__The data__

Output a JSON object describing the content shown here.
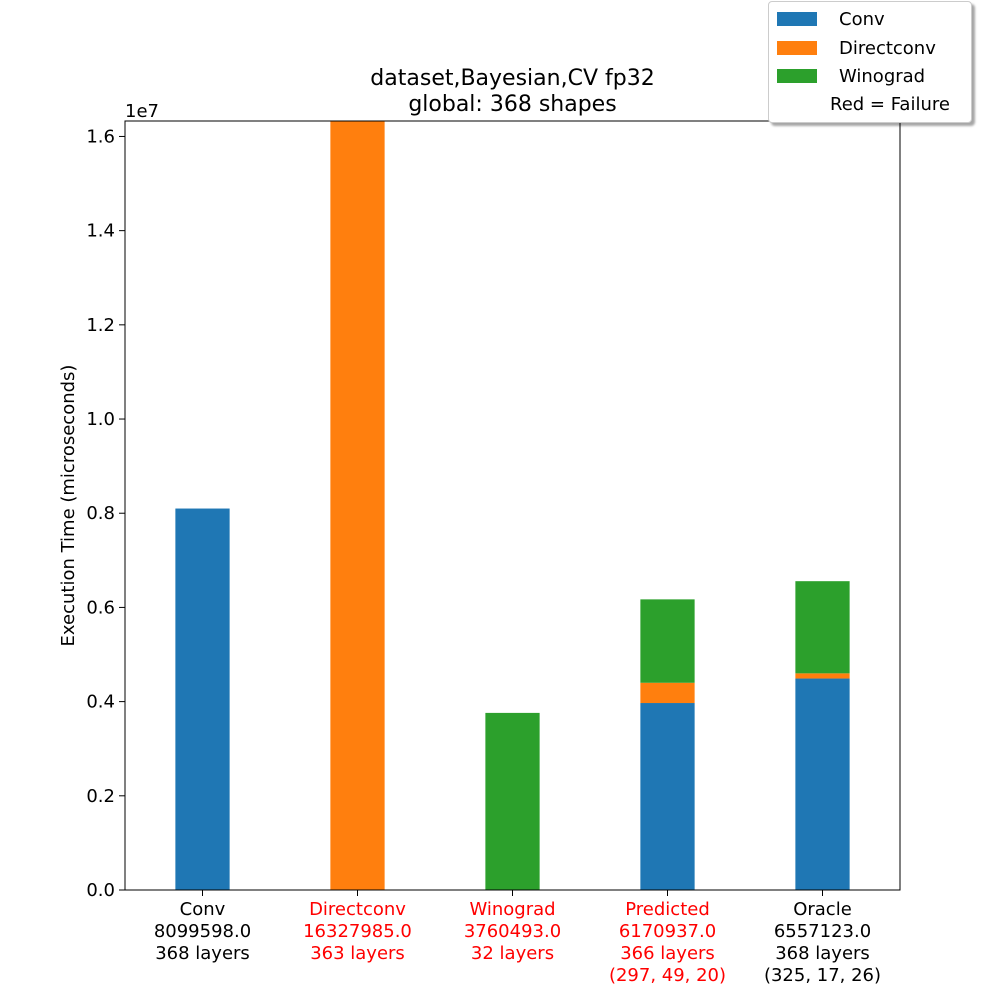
{
  "chart_data": {
    "type": "bar",
    "stacked": true,
    "title": "dataset,Bayesian,CV fp32\nglobal: 368 shapes",
    "ylabel": "Execution Time (microseconds)",
    "y_offset_label": "1e7",
    "ylim": [
      0,
      16327985
    ],
    "yticks": [
      0.0,
      0.2,
      0.4,
      0.6,
      0.8,
      1.0,
      1.2,
      1.4,
      1.6
    ],
    "ytick_multiplier": 10000000,
    "grid": false,
    "legend_position": "top-right",
    "colors": {
      "Conv": "#1f77b4",
      "Directconv": "#ff7f0e",
      "Winograd": "#2ca02c",
      "failure": "#ff0000"
    },
    "categories": [
      {
        "lines": [
          "Conv",
          "8099598.0",
          "368 layers"
        ],
        "failure": false
      },
      {
        "lines": [
          "Directconv",
          "16327985.0",
          "363 layers"
        ],
        "failure": true
      },
      {
        "lines": [
          "Winograd",
          "3760493.0",
          "32 layers"
        ],
        "failure": true
      },
      {
        "lines": [
          "Predicted",
          "6170937.0",
          "366 layers",
          "(297, 49, 20)"
        ],
        "failure": true
      },
      {
        "lines": [
          "Oracle",
          "6557123.0",
          "368 layers",
          "(325, 17, 26)"
        ],
        "failure": false
      }
    ],
    "series": [
      {
        "name": "Conv",
        "values": [
          8099598,
          0,
          0,
          3970000,
          4490000
        ]
      },
      {
        "name": "Directconv",
        "values": [
          0,
          16327985,
          0,
          430000,
          110000
        ]
      },
      {
        "name": "Winograd",
        "values": [
          0,
          0,
          3760493,
          1770937,
          1957123
        ]
      }
    ],
    "legend": [
      "Conv",
      "Directconv",
      "Winograd",
      "Red = Failure"
    ]
  }
}
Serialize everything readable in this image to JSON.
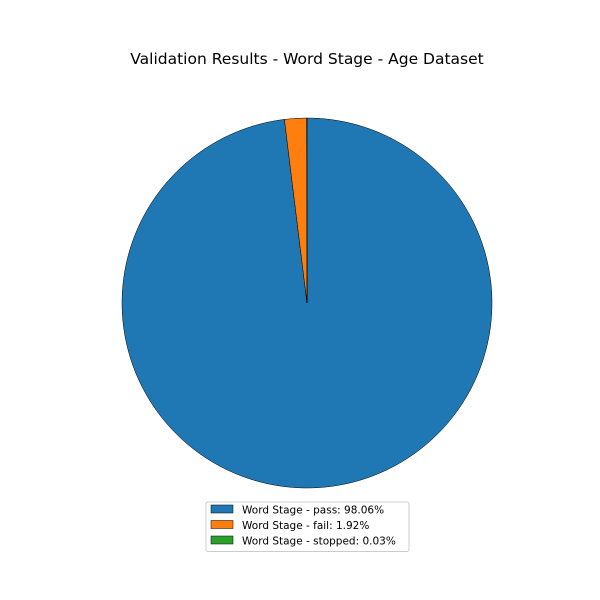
{
  "chart_data": {
    "type": "pie",
    "title": "Validation Results - Word Stage - Age Dataset",
    "start_angle_deg": 90,
    "direction": "clockwise",
    "legend_position": "bottom-center",
    "slices": [
      {
        "label": "Word Stage - pass",
        "value": 98.06,
        "color": "#1f77b4",
        "legend_text": "Word Stage - pass: 98.06%"
      },
      {
        "label": "Word Stage - fail",
        "value": 1.92,
        "color": "#ff7f0e",
        "legend_text": "Word Stage - fail: 1.92%"
      },
      {
        "label": "Word Stage - stopped",
        "value": 0.03,
        "color": "#2ca02c",
        "legend_text": "Word Stage - stopped: 0.03%"
      }
    ]
  }
}
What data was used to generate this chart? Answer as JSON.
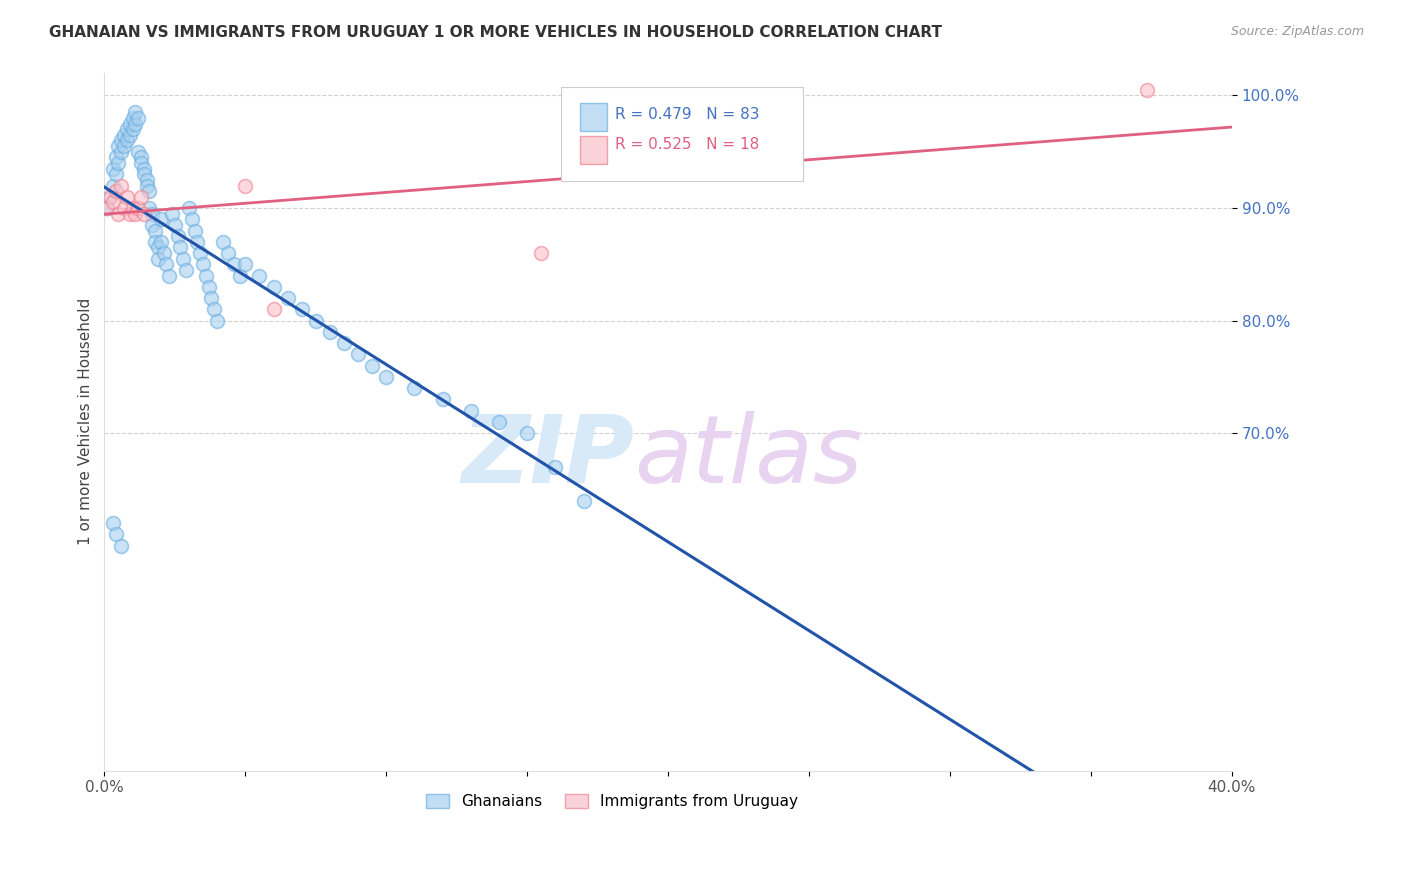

__Directions for this task__
Transcribe the records above exactly, leaving out every picture.

__The response__
Output a JSON object describing the content shown here.
{
  "chart_data": {
    "type": "bar",
    "stacked": true,
    "title": "dataset,Bayesian,CV fp32\nglobal: 368 shapes",
    "ylabel": "Execution Time (microseconds)",
    "y_offset_label": "1e7",
    "ylim": [
      0,
      16327985
    ],
    "yticks": [
      0.0,
      0.2,
      0.4,
      0.6,
      0.8,
      1.0,
      1.2,
      1.4,
      1.6
    ],
    "ytick_multiplier": 10000000,
    "grid": false,
    "legend_position": "top-right",
    "colors": {
      "Conv": "#1f77b4",
      "Directconv": "#ff7f0e",
      "Winograd": "#2ca02c",
      "failure": "#ff0000"
    },
    "categories": [
      {
        "lines": [
          "Conv",
          "8099598.0",
          "368 layers"
        ],
        "failure": false
      },
      {
        "lines": [
          "Directconv",
          "16327985.0",
          "363 layers"
        ],
        "failure": true
      },
      {
        "lines": [
          "Winograd",
          "3760493.0",
          "32 layers"
        ],
        "failure": true
      },
      {
        "lines": [
          "Predicted",
          "6170937.0",
          "366 layers",
          "(297, 49, 20)"
        ],
        "failure": true
      },
      {
        "lines": [
          "Oracle",
          "6557123.0",
          "368 layers",
          "(325, 17, 26)"
        ],
        "failure": false
      }
    ],
    "series": [
      {
        "name": "Conv",
        "values": [
          8099598,
          0,
          0,
          3970000,
          4490000
        ]
      },
      {
        "name": "Directconv",
        "values": [
          0,
          16327985,
          0,
          430000,
          110000
        ]
      },
      {
        "name": "Winograd",
        "values": [
          0,
          0,
          3760493,
          1770937,
          1957123
        ]
      }
    ],
    "legend": [
      "Conv",
      "Directconv",
      "Winograd",
      "Red = Failure"
    ]
  }
}
Serialize everything readable in this image to JSON.
{
  "chart_data": {
    "type": "pie",
    "title": "Validation Results - Word Stage - Age Dataset",
    "start_angle_deg": 90,
    "direction": "clockwise",
    "legend_position": "bottom-center",
    "slices": [
      {
        "label": "Word Stage - pass",
        "value": 98.06,
        "color": "#1f77b4",
        "legend_text": "Word Stage - pass: 98.06%"
      },
      {
        "label": "Word Stage - fail",
        "value": 1.92,
        "color": "#ff7f0e",
        "legend_text": "Word Stage - fail: 1.92%"
      },
      {
        "label": "Word Stage - stopped",
        "value": 0.03,
        "color": "#2ca02c",
        "legend_text": "Word Stage - stopped: 0.03%"
      }
    ]
  }
}
What data was used to generate this chart? Answer as JSON.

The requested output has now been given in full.